▶ [Task requirements] Where the word "Bildschirmauflösung" occurs in a line, return that line.

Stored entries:
┄┄┄┄┄┄┄┄┄┄┄┄┄┄┄┄┄┄┄┄
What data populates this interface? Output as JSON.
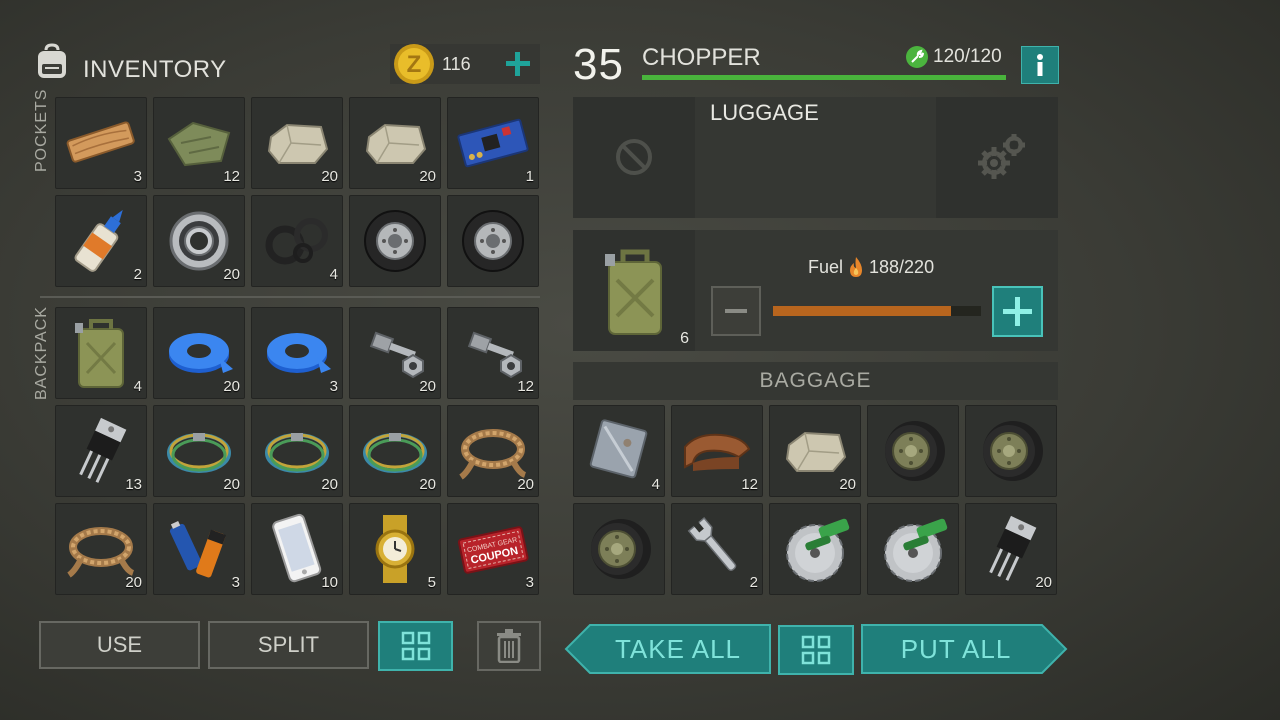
{
  "inventory": {
    "title": "INVENTORY",
    "coins": "116",
    "pockets_label": "POCKETS",
    "backpack_label": "BACKPACK",
    "pockets": [
      {
        "icon": "wood-plank-icon",
        "count": "3"
      },
      {
        "icon": "cloth-icon",
        "count": "12"
      },
      {
        "icon": "stone-icon",
        "count": "20"
      },
      {
        "icon": "stone-icon",
        "count": "20"
      },
      {
        "icon": "circuit-board-icon",
        "count": "1"
      },
      {
        "icon": "glue-icon",
        "count": "2"
      },
      {
        "icon": "bearing-icon",
        "count": "20"
      },
      {
        "icon": "rubber-seals-icon",
        "count": "4"
      },
      {
        "icon": "wheel-icon",
        "count": ""
      },
      {
        "icon": "wheel-icon",
        "count": ""
      }
    ],
    "backpack": [
      {
        "icon": "jerrycan-icon",
        "count": "4"
      },
      {
        "icon": "duct-tape-icon",
        "count": "20"
      },
      {
        "icon": "duct-tape-icon",
        "count": "3"
      },
      {
        "icon": "bolts-icon",
        "count": "20"
      },
      {
        "icon": "bolts-icon",
        "count": "12"
      },
      {
        "icon": "transistor-icon",
        "count": "13"
      },
      {
        "icon": "wire-coil-icon",
        "count": "20"
      },
      {
        "icon": "wire-coil-icon",
        "count": "20"
      },
      {
        "icon": "wire-coil-icon",
        "count": "20"
      },
      {
        "icon": "rope-icon",
        "count": "20"
      },
      {
        "icon": "rope-icon",
        "count": "20"
      },
      {
        "icon": "batteries-icon",
        "count": "3"
      },
      {
        "icon": "phone-icon",
        "count": "10"
      },
      {
        "icon": "watch-icon",
        "count": "5"
      },
      {
        "icon": "coupon-icon",
        "count": "3"
      }
    ],
    "coupon_text": [
      "COMBAT GEAR",
      "COUPON"
    ]
  },
  "vehicle": {
    "level": "35",
    "name": "CHOPPER",
    "durability": "120/120",
    "durability_fraction": 1.0,
    "luggage_label": "LUGGAGE",
    "fuel_label": "Fuel",
    "fuel_value": "188/220",
    "fuel_fraction": 0.855,
    "fuel_can_count": "6",
    "baggage_label": "BAGGAGE",
    "baggage": [
      {
        "icon": "metal-sheet-icon",
        "count": "4"
      },
      {
        "icon": "leather-icon",
        "count": "12"
      },
      {
        "icon": "stone-icon",
        "count": "20"
      },
      {
        "icon": "motorcycle-wheel-icon",
        "count": ""
      },
      {
        "icon": "motorcycle-wheel-icon",
        "count": ""
      },
      {
        "icon": "motorcycle-wheel-icon",
        "count": ""
      },
      {
        "icon": "wrench-icon",
        "count": "2"
      },
      {
        "icon": "saw-blade-icon",
        "count": ""
      },
      {
        "icon": "saw-blade-icon",
        "count": ""
      },
      {
        "icon": "transistor-icon",
        "count": "20"
      }
    ]
  },
  "actions": {
    "use": "USE",
    "split": "SPLIT",
    "take_all": "TAKE ALL",
    "put_all": "PUT ALL"
  },
  "colors": {
    "accent_teal": "#1f7f7b",
    "health_green": "#49b43c",
    "fuel_orange": "#b8651e",
    "coin_gold": "#e2b524"
  }
}
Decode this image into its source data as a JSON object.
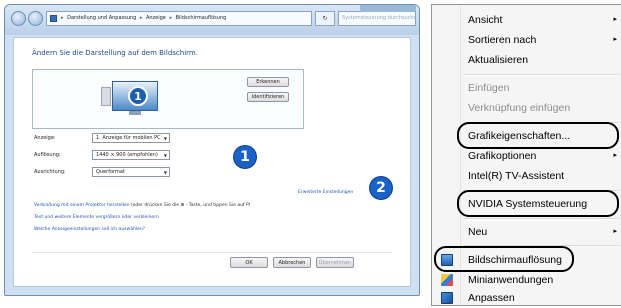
{
  "window": {
    "breadcrumb": [
      "Darstellung und Anpassung",
      "Anzeige",
      "Bildschirmauflösung"
    ],
    "search_placeholder": "Systemsteuerung durchsuchen",
    "refresh_glyph": "↻",
    "heading": "Ändern Sie die Darstellung auf dem Bildschirm.",
    "monitor_number": "1",
    "detect_button": "Erkennen",
    "identify_button": "Identifizieren",
    "fields": [
      {
        "label": "Anzeige:",
        "value": "1. Anzeige für mobilen PC"
      },
      {
        "label": "Auflösung:",
        "value": "1440 × 900 (empfohlen)"
      },
      {
        "label": "Ausrichtung:",
        "value": "Querformat"
      }
    ],
    "advanced_link": "Erweiterte Einstellungen",
    "projector_link": "Verbindung mit einem Projektor herstellen",
    "projector_hint": "(oder drücken Sie die",
    "projector_hint_2": "- Taste, und tippen Sie auf P)",
    "text_link": "Text und weitere Elemente vergrößern oder verkleinern",
    "help_link": "Welche Anzeigeeinstellungen soll ich auswählen?",
    "buttons": {
      "ok": "OK",
      "cancel": "Abbrechen",
      "apply": "Übernehmen"
    },
    "badges": {
      "one": "1",
      "two": "2"
    }
  },
  "context_menu": {
    "items": [
      {
        "label": "Ansicht",
        "submenu": true
      },
      {
        "label": "Sortieren nach",
        "submenu": true
      },
      {
        "label": "Aktualisieren"
      },
      {
        "label": "Einfügen",
        "disabled": true
      },
      {
        "label": "Verknüpfung einfügen",
        "disabled": true
      },
      {
        "label": "Grafikeigenschaften...",
        "highlighted": true
      },
      {
        "label": "Grafikoptionen",
        "submenu": true
      },
      {
        "label": "Intel(R) TV-Assistent"
      },
      {
        "label": "NVIDIA Systemsteuerung",
        "highlighted": true
      },
      {
        "label": "Neu",
        "submenu": true
      },
      {
        "label": "Bildschirmauflösung",
        "highlighted": true,
        "icon": "display-icon"
      },
      {
        "label": "Minianwendungen",
        "icon": "gadgets-icon"
      },
      {
        "label": "Anpassen",
        "icon": "personalize-icon"
      }
    ],
    "submenu_glyph": "▸"
  },
  "colors": {
    "accent": "#1b62c8",
    "link": "#1f57b5",
    "menu_bg": "#f5f5f5"
  }
}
┄┄┄┄┄┄┄┄┄┄┄┄┄┄┄┄┄┄┄┄
▶ [Full answer]
      "Bildschirmauflösung"
        "label": "Bildschirmauflösung",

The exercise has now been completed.